§ Task to complete:
Your task is to repeat the entries exactly. Leave the pictures out.

(Figure content listings)
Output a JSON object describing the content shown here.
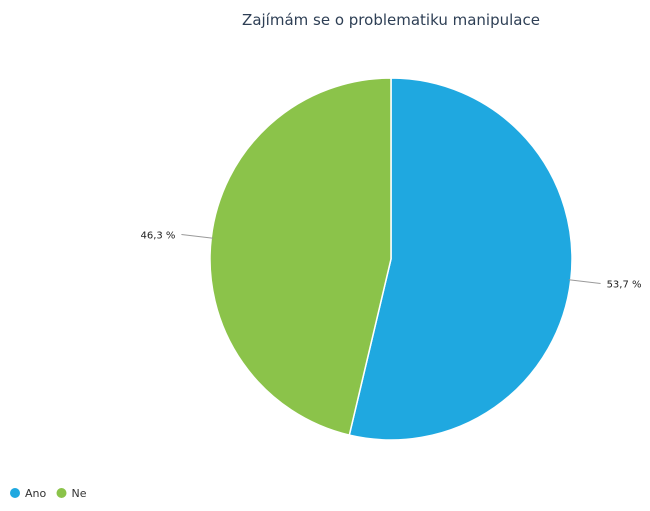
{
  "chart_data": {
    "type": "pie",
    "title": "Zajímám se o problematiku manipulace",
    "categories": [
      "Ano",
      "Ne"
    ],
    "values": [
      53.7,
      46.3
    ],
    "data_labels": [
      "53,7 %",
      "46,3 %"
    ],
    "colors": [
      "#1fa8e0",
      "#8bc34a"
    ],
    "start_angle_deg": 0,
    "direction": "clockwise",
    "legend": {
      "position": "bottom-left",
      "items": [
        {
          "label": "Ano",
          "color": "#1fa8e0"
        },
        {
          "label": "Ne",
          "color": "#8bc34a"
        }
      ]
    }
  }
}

§ Output of the task:
Output a JSON object describing the content shown here.
{
  "chart_data": {
    "type": "pie",
    "title": "Zajímám se o problematiku manipulace",
    "categories": [
      "Ano",
      "Ne"
    ],
    "values": [
      53.7,
      46.3
    ],
    "data_labels": [
      "53,7 %",
      "46,3 %"
    ],
    "colors": [
      "#1fa8e0",
      "#8bc34a"
    ],
    "start_angle_deg": 0,
    "direction": "clockwise",
    "legend": {
      "position": "bottom-left",
      "items": [
        {
          "label": "Ano",
          "color": "#1fa8e0"
        },
        {
          "label": "Ne",
          "color": "#8bc34a"
        }
      ]
    }
  }
}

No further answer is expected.